STATED GOAL. Without the pictures, repeat the listing character for character.
** start of PROVIDED ENTRIES **
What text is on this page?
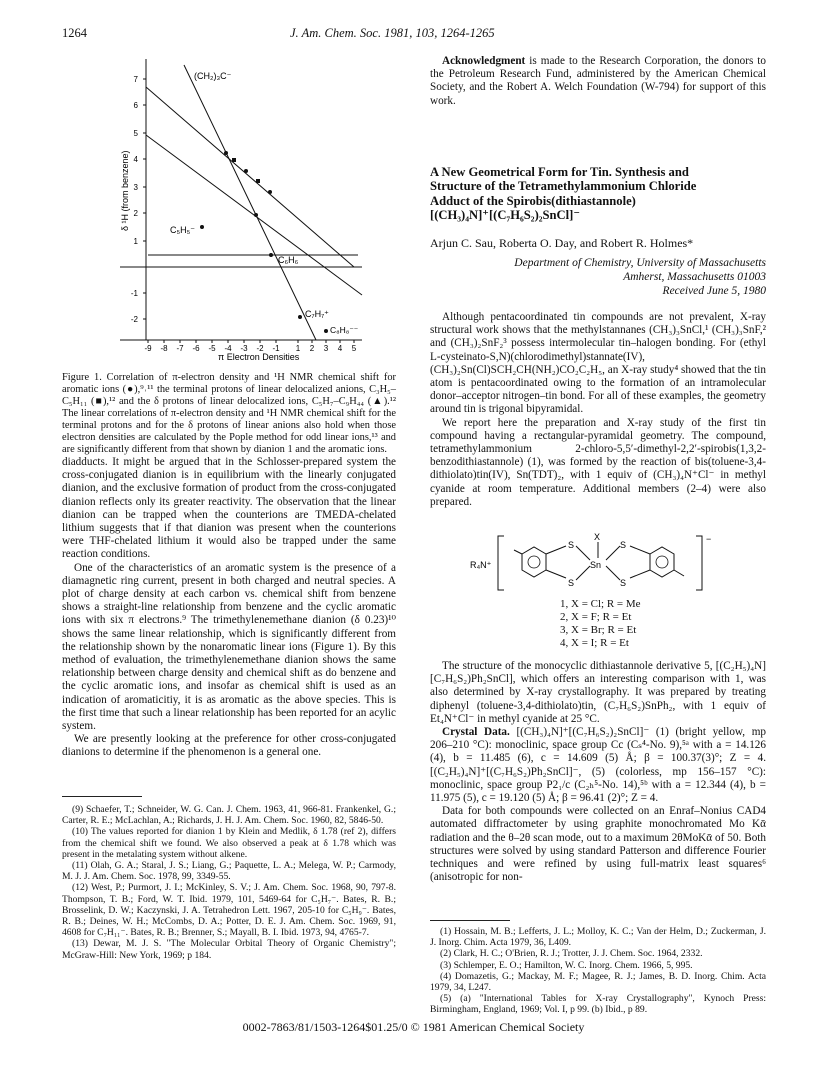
1264	J. Am. Chem. Soc. 1981, 103, 1264-1265
7
6
5
4
3
2
1
-1
-2
-9 -8 -7 -6 -5 -4 -3 -2 -1 1 2 3 4 5
(CH₂)₃C⁻
C₅H₅⁻
C₆H₆
C₇H₇⁺
C₈H₈⁻⁻
δ ¹H (from benzene)
π Electron Densities
Figure 1. Correlation of π-electron density and ¹H NMR chemical shift for aromatic ions (●),⁹˒¹¹ the terminal protons of linear delocalized anions, C₃H₅–C₅H₁₁ (■),¹² and the δ protons of linear delocalized ions, C₅H₇–C₉H₄₄ (▲).¹² The linear correlations of π-electron density and ¹H NMR chemical shift for the terminal protons and for the δ protons of linear anions also hold when those electron densities are calculated by the Pople method for odd linear ions,¹³ and are significantly different from that shown by dianion 1 and the aromatic ions.

diadducts. It might be argued that in the Schlosser-prepared system the cross-conjugated dianion is in equilibrium with the linearly conjugated dianion, and the exclusive formation of product from the cross-conjugated dianion reflects only its greater reactivity. The observation that the linear dianion can be trapped when the counterions are TMEDA-chelated lithium suggests that if that dianion was present when the counterions were THF-chelated lithium it would also be trapped under the same reaction conditions.

One of the characteristics of an aromatic system is the presence of a diamagnetic ring current, present in both charged and neutral species. A plot of charge density at each carbon vs. chemical shift from benzene shows a straight-line relationship from benzene and the cyclic aromatic ions with six π electrons.⁹ The trimethylenemethane dianion (δ 0.23)¹⁰ shows the same linear relationship, which is significantly different from the relationship shown by the nonaromatic linear ions (Figure 1). By this method of evaluation, the trimethylenemethane dianion shows the same relationship between charge density and chemical shift as do benzene and the cyclic aromatic ions, and insofar as chemical shift is used as an indication of aromaticitiy, it is as aromatic as the above species. This is the first time that such a linear relationship has been reported for an acylic system.

We are presently looking at the preference for other cross-conjugated dianions to determine if the phenomenon is a general one.

(9) Schaefer, T.; Schneider, W. G. Can. J. Chem. 1963, 41, 966-81. Frankenkel, G.; Carter, R. E.; McLachlan, A.; Richards, J. H. J. Am. Chem. Soc. 1960, 82, 5846-50.

(10) The values reported for dianion 1 by Klein and Medlik, δ 1.78 (ref 2), differs from the chemical shift we found. We also observed a peak at δ 1.78 which was present in the metalating system without alkene.

(11) Olah, G. A.; Staral, J. S.; Liang, G.; Paquette, L. A.; Melega, W. P.; Carmody, M. J. J. Am. Chem. Soc. 1978, 99, 3349-55.

(12) West, P.; Purmort, J. I.; McKinley, S. V.; J. Am. Chem. Soc. 1968, 90, 797-8. Thompson, T. B.; Ford, W. T. Ibid. 1979, 101, 5469-64 for C₅H₇⁻. Bates, R. B.; Brosselink, D. W.; Kaczynski, J. A. Tetrahedron Lett. 1967, 205-10 for C₅H₉⁻. Bates, R. B.; Deines, W. H.; McCombs, D. A.; Potter, D. E. J. Am. Chem. Soc. 1969, 91, 4608 for C₇H₁₁⁻. Bates, R. B.; Brenner, S.; Mayall, B. I. Ibid. 1973, 94, 4765-7.

(13) Dewar, M. J. S. "The Molecular Orbital Theory of Organic Chemistry"; McGraw-Hill: New York, 1969; p 184.

Acknowledgment is made to the Research Corporation, the donors to the Petroleum Research Fund, administered by the American Chemical Society, and the Robert A. Welch Foundation (W-794) for support of this work.

A New Geometrical Form for Tin. Synthesis and
Structure of the Tetramethylammonium Chloride
Adduct of the Spirobis(dithiastannole)
[(CH₃)₄N]⁺[(C₇H₆S₂)₂SnCl]⁻
Arjun C. Sau, Roberta O. Day, and Robert R. Holmes*
Department of Chemistry, University of Massachusetts
Amherst, Massachusetts 01003
Received June 5, 1980

Although pentacoordinated tin compounds are not prevalent, X-ray structural work shows that the methylstannanes (CH₃)₃SnCl,¹ (CH₃)₃SnF,² and (CH₃)₂SnF₂³ possess intermolecular tin–halogen bonding. For (ethyl L-cysteinato-S,N)(chlorodimethyl)stannate(IV), (CH₃)₂Sn(Cl)SCH₂CH(NH₂)CO₂C₂H₅, an X-ray study⁴ showed that the tin atom is pentacoordinated owing to the formation of an intramolecular donor–acceptor nitrogen–tin bond. For all of these examples, the geometry around tin is trigonal bipyramidal.

We report here the preparation and X-ray study of the first tin compound having a rectangular-pyramidal geometry. The compound, tetramethylammonium 2-chloro-5,5′-dimethyl-2,2′-spirobis(1,3,2-benzodithiastannole) (1), was formed by the reaction of bis(toluene-3,4-dithiolato)tin(IV), Sn(TDT)₂, with 1 equiv of (CH₃)₄N⁺Cl⁻ in methyl cyanide at room temperature. Additional members (2–4) were also prepared.

R₄N⁺
−
S
S
Sn
X
S
S
1, X = Cl; R = Me
2, X = F; R = Et
3, X = Br; R = Et
4, X = I; R = Et

The structure of the monocyclic dithiastannole derivative 5, [(C₂H₅)₄N][C₇H₆S₂)Ph₂SnCl], which offers an interesting comparison with 1, was also determined by X-ray crystallography. It was prepared by treating diphenyl (toluene-3,4-dithiolato)tin, (C₇H₆S₂)SnPh₂, with 1 equiv of Et₄N⁺Cl⁻ in methyl cyanide at 25 °C.

Crystal Data. [(CH₃)₄N]⁺[(C₇H₆S₂)₂SnCl]⁻ (1) (bright yellow, mp 206–210 °C): monoclinic, space group Cc (Cₛ⁴-No. 9),⁵ᵃ with a = 14.126 (4), b = 11.485 (6), c = 14.609 (5) Å; β = 100.37(3)°; Z = 4. [(C₂H₅)₄N]⁺[(C₇H₆S₂)Ph₂SnCl]⁻, (5) (colorless, mp 156–157 °C): monoclinic, space group P2₁/c (C₂ₕ⁵-No. 14),⁵ᵇ with a = 12.344 (4), b = 11.975 (5), c = 19.120 (5) Å; β = 96.41 (2)°; Z = 4.

Data for both compounds were collected on an Enraf–Nonius CAD4 automated diffractometer by using graphite monochromated Mo Kᾱ radiation and the θ–2θ scan mode, out to a maximum 2θMoKᾱ of 50. Both structures were solved by using standard Patterson and difference Fourier techniques and were refined by using full-matrix least squares⁶ (anisotropic for non-

(1) Hossain, M. B.; Lefferts, J. L.; Molloy, K. C.; Van der Helm, D.; Zuckerman, J. J. Inorg. Chim. Acta 1979, 36, L409.

(2) Clark, H. C.; O'Brien, R. J.; Trotter, J. J. Chem. Soc. 1964, 2332.

(3) Schlemper, E. O.; Hamilton, W. C. Inorg. Chem. 1966, 5, 995.

(4) Domazetis, G.; Mackay, M. F.; Magee, R. J.; James, B. D. Inorg. Chim. Acta 1979, 34, L247.

(5) (a) "International Tables for X-ray Crystallography", Kynoch Press: Birmingham, England, 1969; Vol. I, p 99. (b) Ibid., p 89.

0002-7863/81/1503-1264$01.25/0 © 1981 American Chemical Society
** end of PROVIDED ENTRIES **
EXERCISE OUTPUT.
What text is on this page?
1264	J. Am. Chem. Soc. 1981, 103, 1264-1265
7
6
5
4
3
2
1
-1
-2
-9 -8 -7 -6 -5 -4 -3 -2 -1 1 2 3 4 5
(CH₂)₃C⁻
C₅H₅⁻
C₆H₆
C₇H₇⁺
C₈H₈⁻⁻
δ ¹H (from benzene)
π Electron Densities
Figure 1. Correlation of π-electron density and ¹H NMR chemical shift for aromatic ions (●),⁹˒¹¹ the terminal protons of linear delocalized anions, C₃H₅–C₅H₁₁ (■),¹² and the δ protons of linear delocalized ions, C₅H₇–C₉H₄₄ (▲).¹² The linear correlations of π-electron density and ¹H NMR chemical shift for the terminal protons and for the δ protons of linear anions also hold when those electron densities are calculated by the Pople method for odd linear ions,¹³ and are significantly different from that shown by dianion 1 and the aromatic ions.

diadducts. It might be argued that in the Schlosser-prepared system the cross-conjugated dianion is in equilibrium with the linearly conjugated dianion, and the exclusive formation of product from the cross-conjugated dianion reflects only its greater reactivity. The observation that the linear dianion can be trapped when the counterions are TMEDA-chelated lithium suggests that if that dianion was present when the counterions were THF-chelated lithium it would also be trapped under the same reaction conditions.

One of the characteristics of an aromatic system is the presence of a diamagnetic ring current, present in both charged and neutral species. A plot of charge density at each carbon vs. chemical shift from benzene shows a straight-line relationship from benzene and the cyclic aromatic ions with six π electrons.⁹ The trimethylenemethane dianion (δ 0.23)¹⁰ shows the same linear relationship, which is significantly different from the relationship shown by the nonaromatic linear ions (Figure 1). By this method of evaluation, the trimethylenemethane dianion shows the same relationship between charge density and chemical shift as do benzene and the cyclic aromatic ions, and insofar as chemical shift is used as an indication of aromaticitiy, it is as aromatic as the above species. This is the first time that such a linear relationship has been reported for an acylic system.

We are presently looking at the preference for other cross-conjugated dianions to determine if the phenomenon is a general one.

(9) Schaefer, T.; Schneider, W. G. Can. J. Chem. 1963, 41, 966-81. Frankenkel, G.; Carter, R. E.; McLachlan, A.; Richards, J. H. J. Am. Chem. Soc. 1960, 82, 5846-50.

(10) The values reported for dianion 1 by Klein and Medlik, δ 1.78 (ref 2), differs from the chemical shift we found. We also observed a peak at δ 1.78 which was present in the metalating system without alkene.

(11) Olah, G. A.; Staral, J. S.; Liang, G.; Paquette, L. A.; Melega, W. P.; Carmody, M. J. J. Am. Chem. Soc. 1978, 99, 3349-55.

(12) West, P.; Purmort, J. I.; McKinley, S. V.; J. Am. Chem. Soc. 1968, 90, 797-8. Thompson, T. B.; Ford, W. T. Ibid. 1979, 101, 5469-64 for C₅H₇⁻. Bates, R. B.; Brosselink, D. W.; Kaczynski, J. A. Tetrahedron Lett. 1967, 205-10 for C₅H₉⁻. Bates, R. B.; Deines, W. H.; McCombs, D. A.; Potter, D. E. J. Am. Chem. Soc. 1969, 91, 4608 for C₇H₁₁⁻. Bates, R. B.; Brenner, S.; Mayall, B. I. Ibid. 1973, 94, 4765-7.

(13) Dewar, M. J. S. "The Molecular Orbital Theory of Organic Chemistry"; McGraw-Hill: New York, 1969; p 184.

Acknowledgment is made to the Research Corporation, the donors to the Petroleum Research Fund, administered by the American Chemical Society, and the Robert A. Welch Foundation (W-794) for support of this work.

A New Geometrical Form for Tin. Synthesis and
Structure of the Tetramethylammonium Chloride
Adduct of the Spirobis(dithiastannole)
[(CH₃)₄N]⁺[(C₇H₆S₂)₂SnCl]⁻
Arjun C. Sau, Roberta O. Day, and Robert R. Holmes*
Department of Chemistry, University of Massachusetts
Amherst, Massachusetts 01003
Received June 5, 1980

Although pentacoordinated tin compounds are not prevalent, X-ray structural work shows that the methylstannanes (CH₃)₃SnCl,¹ (CH₃)₃SnF,² and (CH₃)₂SnF₂³ possess intermolecular tin–halogen bonding. For (ethyl L-cysteinato-S,N)(chlorodimethyl)stannate(IV), (CH₃)₂Sn(Cl)SCH₂CH(NH₂)CO₂C₂H₅, an X-ray study⁴ showed that the tin atom is pentacoordinated owing to the formation of an intramolecular donor–acceptor nitrogen–tin bond. For all of these examples, the geometry around tin is trigonal bipyramidal.

We report here the preparation and X-ray study of the first tin compound having a rectangular-pyramidal geometry. The compound, tetramethylammonium 2-chloro-5,5′-dimethyl-2,2′-spirobis(1,3,2-benzodithiastannole) (1), was formed by the reaction of bis(toluene-3,4-dithiolato)tin(IV), Sn(TDT)₂, with 1 equiv of (CH₃)₄N⁺Cl⁻ in methyl cyanide at room temperature. Additional members (2–4) were also prepared.

R₄N⁺
−
S
S
Sn
X
S
S
1, X = Cl; R = Me
2, X = F; R = Et
3, X = Br; R = Et
4, X = I; R = Et

The structure of the monocyclic dithiastannole derivative 5, [(C₂H₅)₄N][C₇H₆S₂)Ph₂SnCl], which offers an interesting comparison with 1, was also determined by X-ray crystallography. It was prepared by treating diphenyl (toluene-3,4-dithiolato)tin, (C₇H₆S₂)SnPh₂, with 1 equiv of Et₄N⁺Cl⁻ in methyl cyanide at 25 °C.

Crystal Data. [(CH₃)₄N]⁺[(C₇H₆S₂)₂SnCl]⁻ (1) (bright yellow, mp 206–210 °C): monoclinic, space group Cc (Cₛ⁴-No. 9),⁵ᵃ with a = 14.126 (4), b = 11.485 (6), c = 14.609 (5) Å; β = 100.37(3)°; Z = 4. [(C₂H₅)₄N]⁺[(C₇H₆S₂)Ph₂SnCl]⁻, (5) (colorless, mp 156–157 °C): monoclinic, space group P2₁/c (C₂ₕ⁵-No. 14),⁵ᵇ with a = 12.344 (4), b = 11.975 (5), c = 19.120 (5) Å; β = 96.41 (2)°; Z = 4.

Data for both compounds were collected on an Enraf–Nonius CAD4 automated diffractometer by using graphite monochromated Mo Kᾱ radiation and the θ–2θ scan mode, out to a maximum 2θMoKᾱ of 50. Both structures were solved by using standard Patterson and difference Fourier techniques and were refined by using full-matrix least squares⁶ (anisotropic for non-

(1) Hossain, M. B.; Lefferts, J. L.; Molloy, K. C.; Van der Helm, D.; Zuckerman, J. J. Inorg. Chim. Acta 1979, 36, L409.

(2) Clark, H. C.; O'Brien, R. J.; Trotter, J. J. Chem. Soc. 1964, 2332.

(3) Schlemper, E. O.; Hamilton, W. C. Inorg. Chem. 1966, 5, 995.

(4) Domazetis, G.; Mackay, M. F.; Magee, R. J.; James, B. D. Inorg. Chim. Acta 1979, 34, L247.

(5) (a) "International Tables for X-ray Crystallography", Kynoch Press: Birmingham, England, 1969; Vol. I, p 99. (b) Ibid., p 89.

0002-7863/81/1503-1264$01.25/0 © 1981 American Chemical Society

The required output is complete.